* **TESTO FORNITO**:
****************
Giornata Europee delle Fondazioni:la campagna “Ci Stiamo Lavorando” per un’Italia Inclusiva
L’art. 4 della Costituzione ci esorta a riconoscere a tutti i cittadini il diritto al lavoro, promuovendo le condizioni che possano rendere tale diritto realizzabile. Le Fondazioni di tutta Italia, in occasione della Giornata Europea a loro dedicata, si sono unite per promuovere centinaia di progetti realizzati nel nostro Paese per rendere il lavoro inclusivo e sostenibile.
In occasione della Giornata Europea delle Fondazioni, che dal 2013 si tiene ogni anno il 1° ottobre, Acri e Assifero, associazioni delle Fondazioni di origine bancaria, Fondazioni ed Enti filantropici, hanno dato vita alla campagna “Ci Stiamo Lavorando” volta a promuovere l’inclusività nel mondo del lavoro. L’iniziativa, avvenuta nella settimana dal 25 settembre al primo ottobre, ha visti coinvolti oltre 100 progetti, ottenendo il Patrocinio Rai per la Sostenibilità ESG.
Con Time4child abbiamo intervistato Matteo Gabbrielli, dell’area comunicazione di Acri, per discutere della nascita e degli obiettivi preposti per la campagna.
“Ci stiamo Lavorando”: come può essere descritta la campagna che avete realizzato in occasione della Giornata Europea delle Fondazioni?
Inclusiva e sostenibile. La nostra, ha rappresentato per lo più una campagna di comunicazione, accompagnata da vari eventi tenutisi proprio nella settimana tra il 25 settembre e il 1° ottobre, con lo scopo di mettere in luce i numerosi progetti sociali che si sono sviluppati sull’intero territorio italiano. Questa è la vera natura del nostro lavoro e siamo entusiasti di aver potuto parlare di un tema fondamentale quale quello dell’inclusività lavorativa.
****************
* **ESTRATTO DEL DATASET**:
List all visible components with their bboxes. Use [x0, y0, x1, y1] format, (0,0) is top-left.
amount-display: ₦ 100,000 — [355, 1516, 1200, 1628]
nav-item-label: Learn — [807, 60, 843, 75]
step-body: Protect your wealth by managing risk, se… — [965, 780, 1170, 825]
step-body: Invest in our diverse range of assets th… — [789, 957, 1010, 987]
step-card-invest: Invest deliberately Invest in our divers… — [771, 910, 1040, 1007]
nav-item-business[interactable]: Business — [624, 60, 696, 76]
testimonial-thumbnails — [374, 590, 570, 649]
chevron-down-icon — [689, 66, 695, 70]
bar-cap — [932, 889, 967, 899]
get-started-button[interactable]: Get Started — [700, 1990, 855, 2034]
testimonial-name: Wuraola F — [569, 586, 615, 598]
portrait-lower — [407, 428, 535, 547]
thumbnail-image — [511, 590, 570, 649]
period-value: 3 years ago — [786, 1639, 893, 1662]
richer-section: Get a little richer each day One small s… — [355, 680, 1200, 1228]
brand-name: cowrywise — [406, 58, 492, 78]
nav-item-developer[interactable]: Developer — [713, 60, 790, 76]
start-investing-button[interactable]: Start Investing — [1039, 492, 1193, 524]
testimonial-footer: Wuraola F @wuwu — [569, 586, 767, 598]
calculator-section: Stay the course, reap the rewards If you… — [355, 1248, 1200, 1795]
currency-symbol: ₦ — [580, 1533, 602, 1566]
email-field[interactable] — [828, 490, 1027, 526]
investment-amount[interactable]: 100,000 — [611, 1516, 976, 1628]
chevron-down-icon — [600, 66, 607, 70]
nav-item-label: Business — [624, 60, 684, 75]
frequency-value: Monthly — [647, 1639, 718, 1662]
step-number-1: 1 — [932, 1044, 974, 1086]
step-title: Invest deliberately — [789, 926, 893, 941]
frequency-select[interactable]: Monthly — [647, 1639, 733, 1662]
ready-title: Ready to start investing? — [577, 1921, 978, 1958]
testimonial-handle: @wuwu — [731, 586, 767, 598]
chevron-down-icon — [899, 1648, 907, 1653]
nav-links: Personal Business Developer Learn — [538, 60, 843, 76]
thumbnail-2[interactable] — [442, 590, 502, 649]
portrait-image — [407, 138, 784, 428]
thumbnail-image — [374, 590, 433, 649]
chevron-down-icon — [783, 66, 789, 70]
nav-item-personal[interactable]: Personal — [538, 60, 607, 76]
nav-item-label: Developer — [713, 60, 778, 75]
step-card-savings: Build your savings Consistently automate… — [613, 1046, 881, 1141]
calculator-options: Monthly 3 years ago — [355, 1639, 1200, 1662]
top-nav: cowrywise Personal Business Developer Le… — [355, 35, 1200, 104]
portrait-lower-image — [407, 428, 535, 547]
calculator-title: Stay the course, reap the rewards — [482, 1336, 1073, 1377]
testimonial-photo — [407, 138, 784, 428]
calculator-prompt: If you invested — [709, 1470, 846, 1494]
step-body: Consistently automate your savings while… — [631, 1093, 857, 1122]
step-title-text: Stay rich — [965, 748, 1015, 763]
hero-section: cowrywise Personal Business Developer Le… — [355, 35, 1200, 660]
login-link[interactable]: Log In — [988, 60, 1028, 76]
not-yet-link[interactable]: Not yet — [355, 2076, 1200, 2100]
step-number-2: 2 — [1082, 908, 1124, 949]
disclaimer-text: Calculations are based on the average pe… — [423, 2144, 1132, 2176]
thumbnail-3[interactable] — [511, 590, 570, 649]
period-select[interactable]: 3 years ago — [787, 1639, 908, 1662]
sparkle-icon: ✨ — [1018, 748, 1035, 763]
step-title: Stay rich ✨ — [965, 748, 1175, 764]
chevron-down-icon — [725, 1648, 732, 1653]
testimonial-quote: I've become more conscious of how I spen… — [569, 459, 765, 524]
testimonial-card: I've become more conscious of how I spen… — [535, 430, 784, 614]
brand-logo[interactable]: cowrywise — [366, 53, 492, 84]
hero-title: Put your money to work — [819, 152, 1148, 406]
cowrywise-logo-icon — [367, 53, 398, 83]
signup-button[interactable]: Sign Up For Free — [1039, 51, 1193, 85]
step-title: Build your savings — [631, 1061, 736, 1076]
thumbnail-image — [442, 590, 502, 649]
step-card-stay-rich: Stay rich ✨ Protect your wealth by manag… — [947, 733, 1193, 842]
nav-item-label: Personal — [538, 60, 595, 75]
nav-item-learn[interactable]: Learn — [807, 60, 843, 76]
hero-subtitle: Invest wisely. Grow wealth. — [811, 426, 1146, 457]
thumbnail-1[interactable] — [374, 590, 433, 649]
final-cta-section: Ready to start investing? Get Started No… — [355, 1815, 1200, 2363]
****************
* **COMPITI DA SVOLGERE**:
[a] Nel testo fornito, in quale giorno dell'anno si tiene la Giornata Europea delle Fondazioni?
[b] Scrivi il seguito del testo fornito sulla campagna “Ci Stiamo Lavorando”, cominciando dopo la sua ultima frase.
Le righe non hanno alcun legame con il testo fornito.

* **RISULTATI FINALI**:
[a] Il 1° ottobre, ogni anno a partire dal 2013.

[b]
Prima di tutto, per poter capire la campagna, è necessario chiarire cosa rappresentino e quale sia il ruolo assunto dalle due Fondazioni che l’hanno promossa: Acri e Assifero.
Le nostre Fondazioni ereditano da quelle che una trentina di anni fa si chiamavano “casse di risparmio” la parte filantropica. Rappresentano, dunque, enti privati non profit che hanno un patrimonio da investire sul proprio territorio con l’obiettivo di realizzare uno sviluppo economico, sociale e sostenibile.
Le Fondazioni non si muovono però da sole: queste collaborano con il terzo settore e con gli attori che lavorano sul loro territorio di riferimento. Questo è fondamentale: vorrei sottolineare l’idea della “collaborazione” perché le Fondazioni non mettono a disposizione solo le risorse economiche, ma anche la propria reputazione e le proprie competenze.
E da dove nasce la scelta delle due Associazioni di lavorare insieme?
Dal 2013 è stata creata l’iniziativa della Giornata Europea, ma in Italia le Fondazioni non facevano niente di congiunto. È così che nel 2019 con Acri decidemmo di provare a cambiare questo aspetto. Siamo partiti coinvolgendo le nostre associate e quelle di Assifero in una prima campagna social nel 2019 e abbiamo riscontrato una partecipazione ampia e convinta che ci ha fatto crescere e arrivare fino alla campagna “Ci Stiamo Lavorando”, dove l’intento principale è stato quello di dare un supporto comunicativo e di promozione alle associazioni che si impegnano intensamente ogni giorno per rendere il lavoro inclusivo. Non è stata però mera comunicazione; con le Fondazioni abbiamo voluto sottolineare anche il lato valoriale ed esperienziale dell’iniziativa: noi possiamo essere degli intermediari sul territorio, raccogliendo le iniziative funzionali e trasmettendole all’opinione pubblica per far sì che si sviluppino nuovi progetti.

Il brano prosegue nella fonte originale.